From the line that holds "Give me the" down to the last line of the listing below, reproduce each line exactly and nothing more, omitting pictures.

━━━━━ GIVEN DATA

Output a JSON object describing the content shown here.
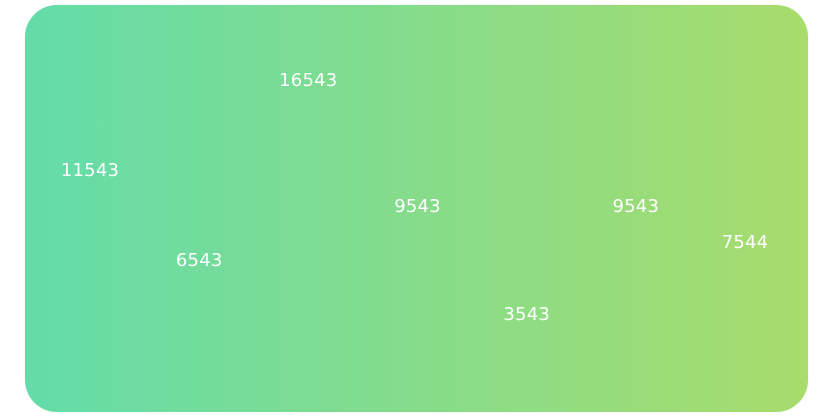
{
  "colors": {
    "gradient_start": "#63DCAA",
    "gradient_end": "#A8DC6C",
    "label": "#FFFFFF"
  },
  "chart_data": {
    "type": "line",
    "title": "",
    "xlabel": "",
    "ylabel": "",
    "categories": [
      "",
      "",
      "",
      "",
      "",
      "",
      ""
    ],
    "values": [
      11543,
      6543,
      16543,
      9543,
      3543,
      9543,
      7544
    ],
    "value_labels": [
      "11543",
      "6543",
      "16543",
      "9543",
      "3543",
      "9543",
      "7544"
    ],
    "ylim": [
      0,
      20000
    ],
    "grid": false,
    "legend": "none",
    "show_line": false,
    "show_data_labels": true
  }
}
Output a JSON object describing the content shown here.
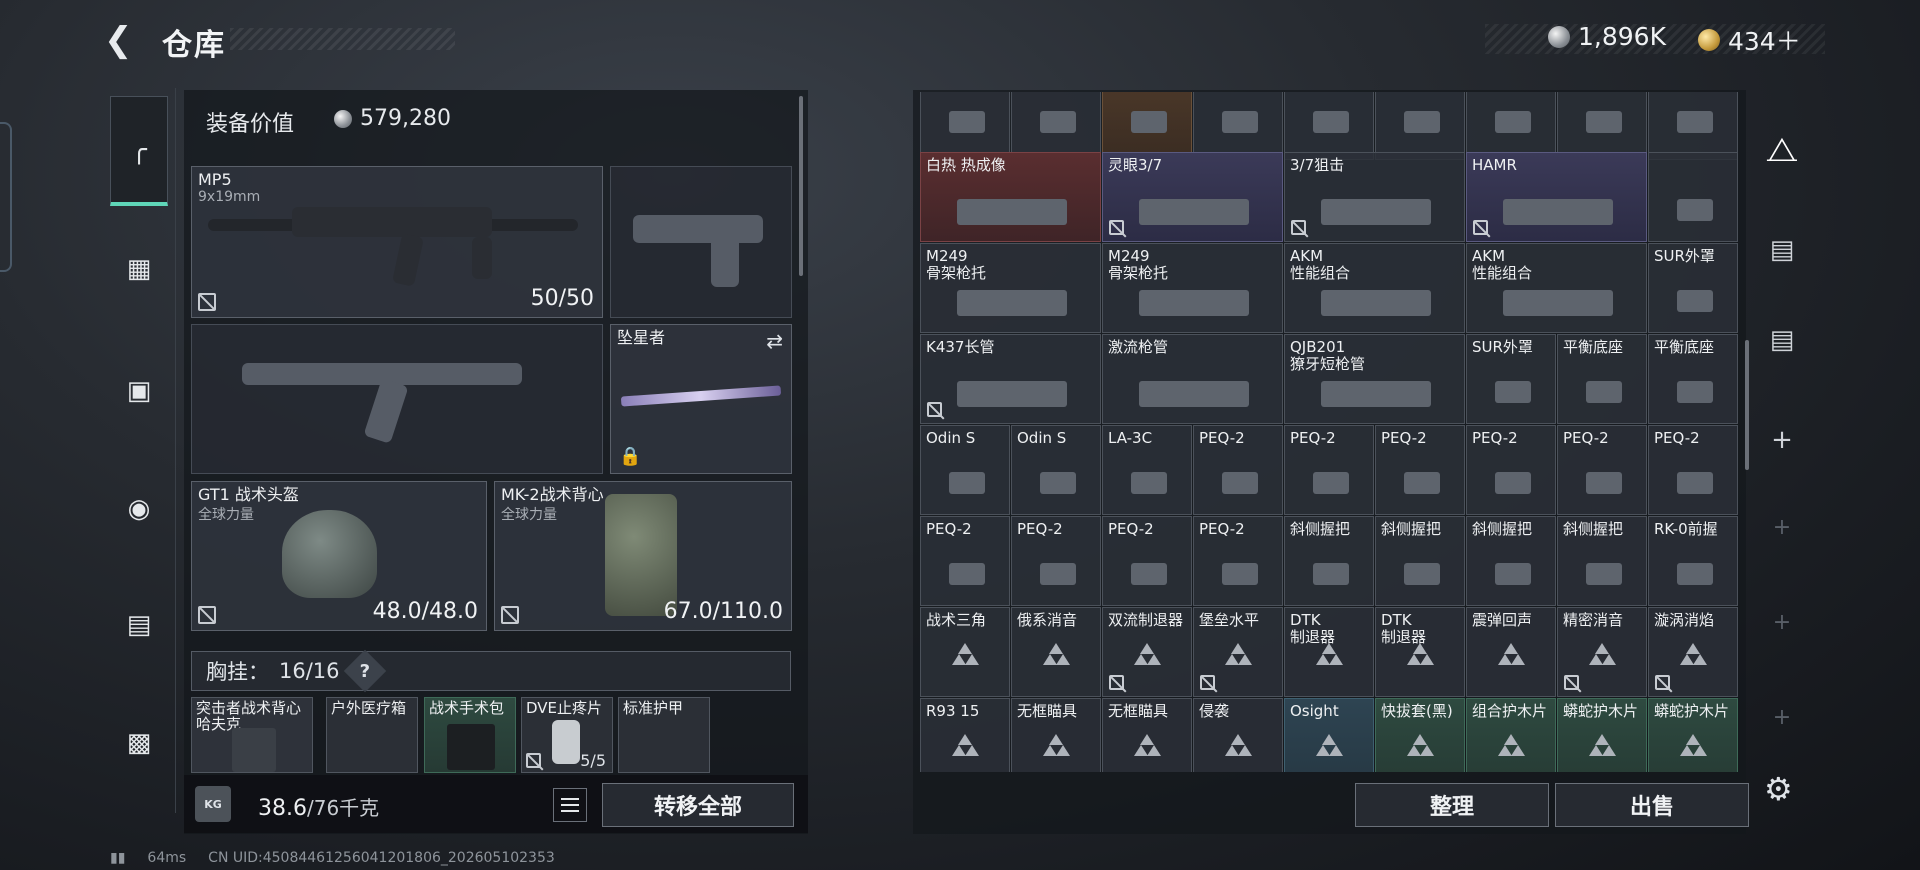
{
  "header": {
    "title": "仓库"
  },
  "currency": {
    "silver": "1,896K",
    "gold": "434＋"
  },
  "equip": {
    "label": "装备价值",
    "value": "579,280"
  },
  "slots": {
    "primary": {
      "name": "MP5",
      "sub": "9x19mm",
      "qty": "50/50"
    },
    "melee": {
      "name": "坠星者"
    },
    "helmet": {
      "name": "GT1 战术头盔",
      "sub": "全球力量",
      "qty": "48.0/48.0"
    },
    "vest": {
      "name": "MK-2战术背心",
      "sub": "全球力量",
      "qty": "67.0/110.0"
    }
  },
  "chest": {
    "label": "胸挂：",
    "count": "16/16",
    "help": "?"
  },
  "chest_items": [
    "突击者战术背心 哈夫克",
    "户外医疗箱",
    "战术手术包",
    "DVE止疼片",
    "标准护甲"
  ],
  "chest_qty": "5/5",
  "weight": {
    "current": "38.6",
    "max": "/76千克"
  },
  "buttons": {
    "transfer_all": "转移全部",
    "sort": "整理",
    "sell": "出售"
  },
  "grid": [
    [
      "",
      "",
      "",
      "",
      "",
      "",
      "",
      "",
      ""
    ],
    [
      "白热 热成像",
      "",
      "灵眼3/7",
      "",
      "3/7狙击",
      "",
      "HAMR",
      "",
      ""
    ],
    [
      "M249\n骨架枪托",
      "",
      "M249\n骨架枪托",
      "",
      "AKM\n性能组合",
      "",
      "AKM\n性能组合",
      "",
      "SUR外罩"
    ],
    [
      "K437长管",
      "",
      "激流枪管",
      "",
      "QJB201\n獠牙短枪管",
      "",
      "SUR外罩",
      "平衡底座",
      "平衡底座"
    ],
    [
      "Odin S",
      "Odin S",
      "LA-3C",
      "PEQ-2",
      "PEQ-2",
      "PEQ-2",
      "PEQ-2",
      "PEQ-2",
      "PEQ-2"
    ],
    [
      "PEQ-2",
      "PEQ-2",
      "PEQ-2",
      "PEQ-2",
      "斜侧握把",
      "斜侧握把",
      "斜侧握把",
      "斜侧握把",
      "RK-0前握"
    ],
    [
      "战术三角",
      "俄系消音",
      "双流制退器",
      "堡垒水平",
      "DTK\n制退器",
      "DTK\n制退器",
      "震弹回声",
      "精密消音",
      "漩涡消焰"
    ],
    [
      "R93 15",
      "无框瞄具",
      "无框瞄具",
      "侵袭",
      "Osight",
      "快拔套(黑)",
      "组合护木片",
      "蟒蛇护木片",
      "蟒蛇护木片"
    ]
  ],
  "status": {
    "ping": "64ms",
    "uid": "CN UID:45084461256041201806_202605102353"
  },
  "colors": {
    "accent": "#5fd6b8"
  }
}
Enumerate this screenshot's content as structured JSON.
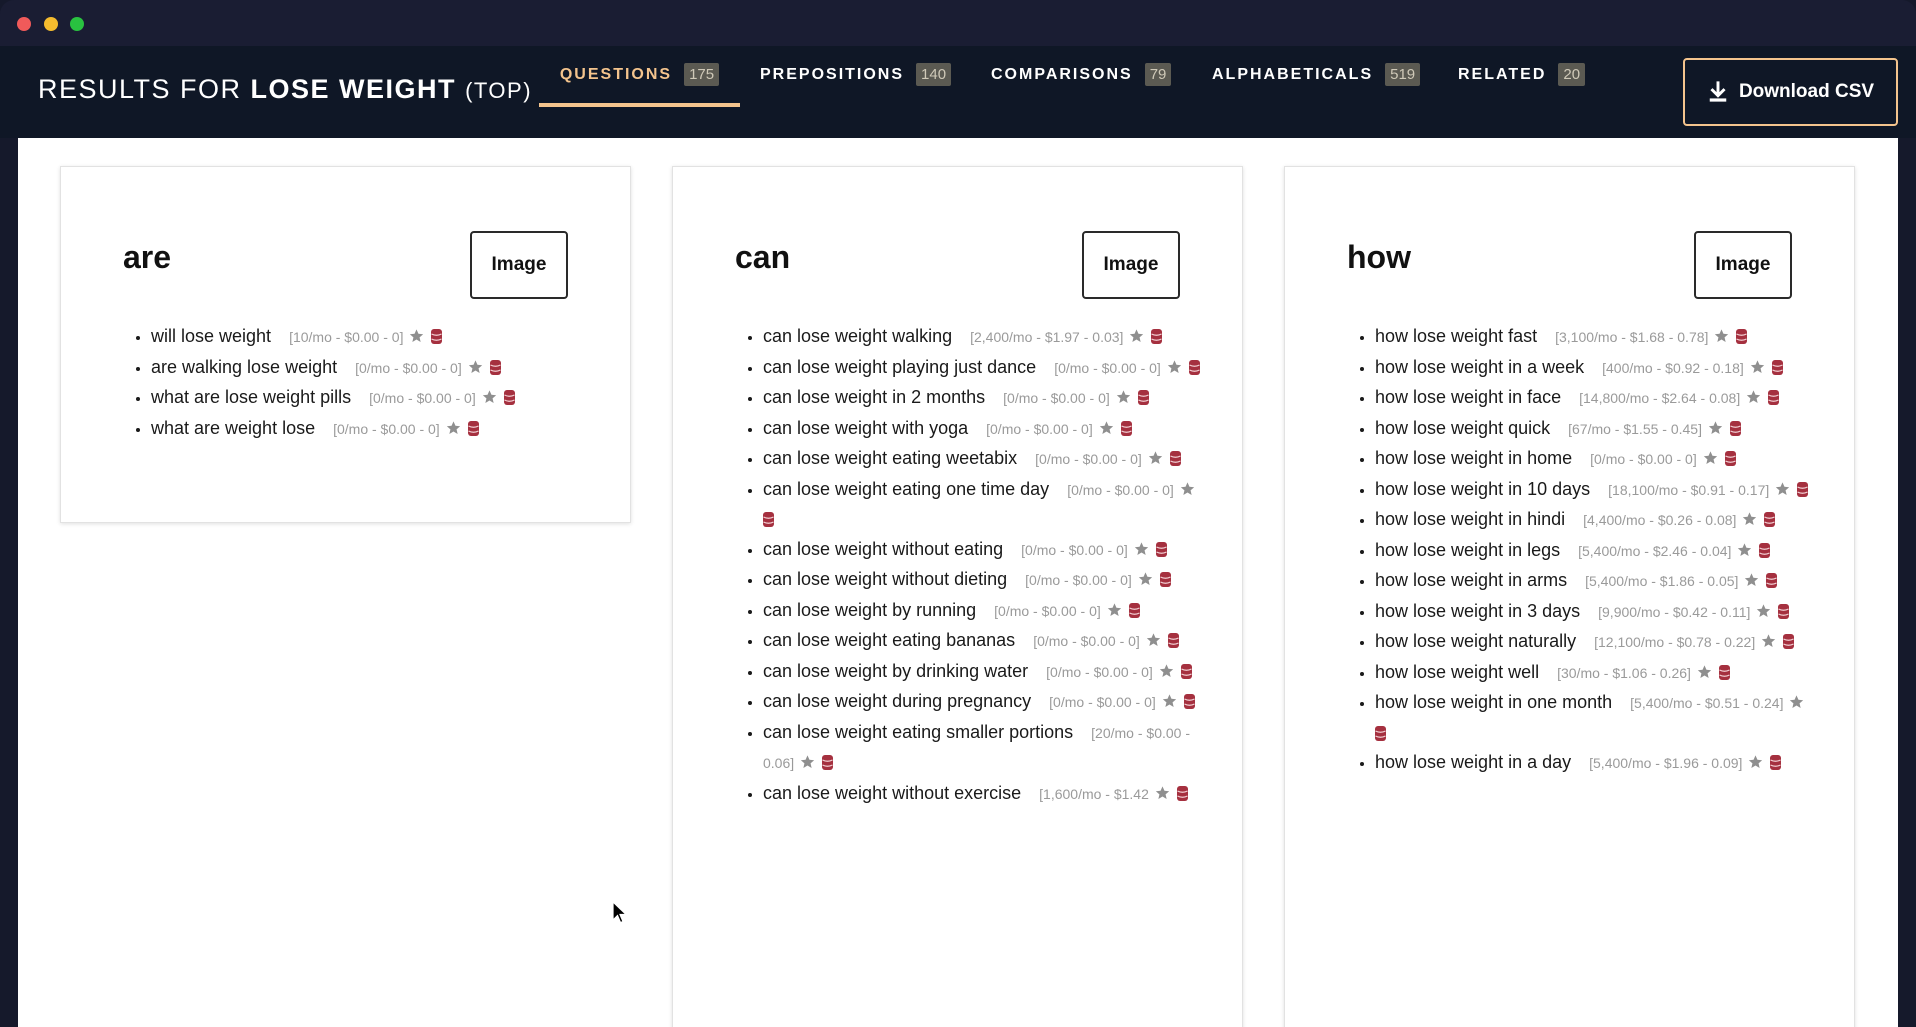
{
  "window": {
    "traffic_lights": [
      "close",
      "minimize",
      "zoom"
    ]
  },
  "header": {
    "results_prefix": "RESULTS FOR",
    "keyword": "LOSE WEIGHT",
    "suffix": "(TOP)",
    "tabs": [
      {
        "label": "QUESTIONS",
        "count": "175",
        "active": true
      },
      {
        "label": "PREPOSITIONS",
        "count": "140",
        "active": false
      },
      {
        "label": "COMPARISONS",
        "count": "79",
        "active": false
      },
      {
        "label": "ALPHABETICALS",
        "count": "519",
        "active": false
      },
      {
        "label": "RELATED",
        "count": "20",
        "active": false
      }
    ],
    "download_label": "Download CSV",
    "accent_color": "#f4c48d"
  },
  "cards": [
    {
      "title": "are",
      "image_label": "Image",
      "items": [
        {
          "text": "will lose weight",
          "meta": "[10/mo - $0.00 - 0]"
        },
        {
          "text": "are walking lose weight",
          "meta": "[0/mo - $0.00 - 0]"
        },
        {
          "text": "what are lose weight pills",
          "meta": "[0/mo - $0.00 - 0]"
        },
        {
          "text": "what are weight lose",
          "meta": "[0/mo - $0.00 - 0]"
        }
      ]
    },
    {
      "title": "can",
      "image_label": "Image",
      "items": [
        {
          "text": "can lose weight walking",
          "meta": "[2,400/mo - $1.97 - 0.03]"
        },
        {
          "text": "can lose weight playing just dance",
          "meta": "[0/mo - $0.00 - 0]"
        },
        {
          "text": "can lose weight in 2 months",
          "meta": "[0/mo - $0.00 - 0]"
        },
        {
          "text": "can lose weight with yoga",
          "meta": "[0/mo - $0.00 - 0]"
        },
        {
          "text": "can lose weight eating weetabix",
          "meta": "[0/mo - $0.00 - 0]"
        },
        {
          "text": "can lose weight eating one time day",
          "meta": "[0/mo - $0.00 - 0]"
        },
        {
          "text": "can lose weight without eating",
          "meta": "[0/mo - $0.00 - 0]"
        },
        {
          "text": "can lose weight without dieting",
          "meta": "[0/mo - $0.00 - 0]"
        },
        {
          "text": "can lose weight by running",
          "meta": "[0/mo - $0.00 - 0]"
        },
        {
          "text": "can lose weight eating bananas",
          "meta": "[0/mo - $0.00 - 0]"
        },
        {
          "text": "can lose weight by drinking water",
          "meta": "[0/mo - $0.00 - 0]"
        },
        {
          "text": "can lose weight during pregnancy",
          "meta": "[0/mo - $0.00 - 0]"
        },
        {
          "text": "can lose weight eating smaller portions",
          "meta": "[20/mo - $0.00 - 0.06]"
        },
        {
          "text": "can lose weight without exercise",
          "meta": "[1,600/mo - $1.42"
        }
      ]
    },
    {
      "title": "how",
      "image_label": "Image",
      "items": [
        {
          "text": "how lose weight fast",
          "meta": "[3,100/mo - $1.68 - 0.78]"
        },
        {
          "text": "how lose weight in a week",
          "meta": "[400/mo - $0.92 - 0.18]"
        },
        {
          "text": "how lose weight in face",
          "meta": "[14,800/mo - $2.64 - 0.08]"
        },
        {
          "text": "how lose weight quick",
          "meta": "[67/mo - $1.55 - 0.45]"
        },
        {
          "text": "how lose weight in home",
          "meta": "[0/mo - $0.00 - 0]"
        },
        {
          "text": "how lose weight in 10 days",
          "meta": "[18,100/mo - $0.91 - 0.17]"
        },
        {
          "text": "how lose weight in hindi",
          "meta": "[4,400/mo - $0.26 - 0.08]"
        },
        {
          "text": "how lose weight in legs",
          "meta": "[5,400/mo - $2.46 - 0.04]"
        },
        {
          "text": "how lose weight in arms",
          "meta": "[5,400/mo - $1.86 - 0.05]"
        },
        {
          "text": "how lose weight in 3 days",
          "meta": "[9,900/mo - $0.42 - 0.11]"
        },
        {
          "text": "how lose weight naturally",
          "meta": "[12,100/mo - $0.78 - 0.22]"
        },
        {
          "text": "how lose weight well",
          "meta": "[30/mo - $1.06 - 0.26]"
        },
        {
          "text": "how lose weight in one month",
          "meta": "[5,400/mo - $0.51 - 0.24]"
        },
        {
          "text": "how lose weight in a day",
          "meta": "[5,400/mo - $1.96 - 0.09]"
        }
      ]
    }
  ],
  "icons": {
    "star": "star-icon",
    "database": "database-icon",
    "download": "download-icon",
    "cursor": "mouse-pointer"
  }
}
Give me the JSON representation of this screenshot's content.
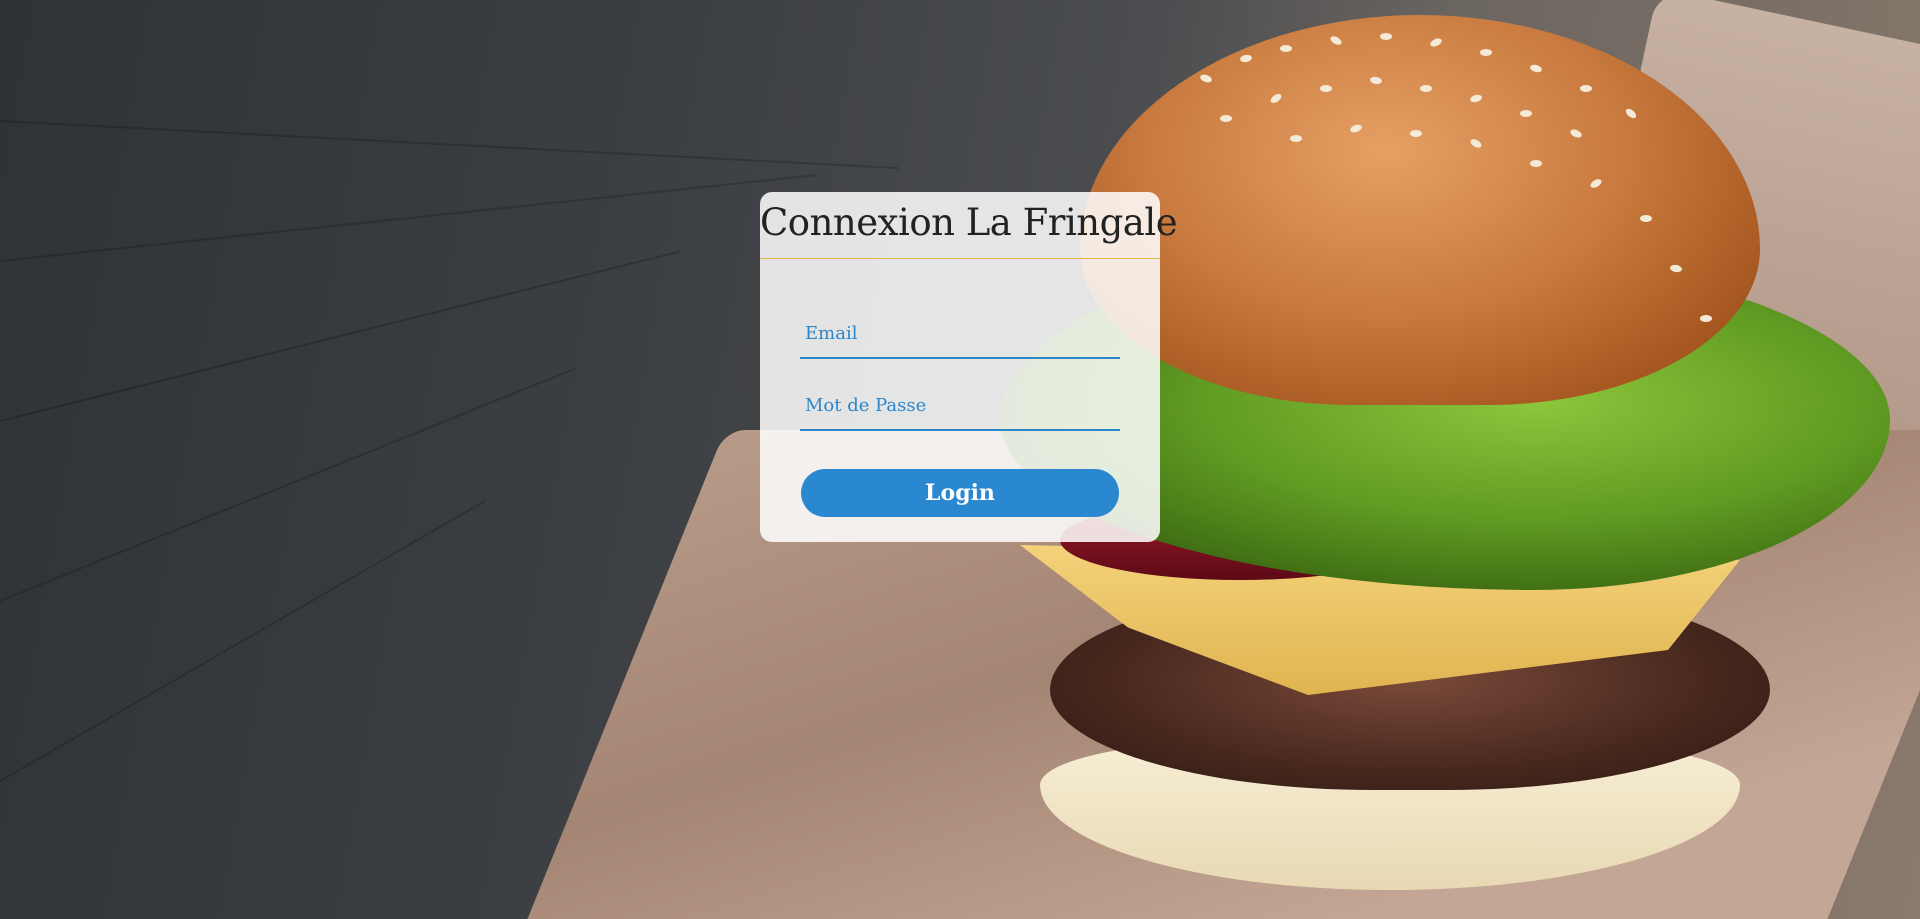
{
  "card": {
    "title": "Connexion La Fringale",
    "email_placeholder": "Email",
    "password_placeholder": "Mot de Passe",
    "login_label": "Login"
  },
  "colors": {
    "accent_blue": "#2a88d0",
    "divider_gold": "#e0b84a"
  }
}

━━━━━━━━━━

■ RESULT OF THE TASK
Give me the JSON representation of this screenshot's content.
{
  "card": {
    "title": "Connexion La Fringale",
    "email_placeholder": "Email",
    "password_placeholder": "Mot de Passe",
    "login_label": "Login"
  },
  "colors": {
    "accent_blue": "#2a88d0",
    "divider_gold": "#e0b84a"
  }
}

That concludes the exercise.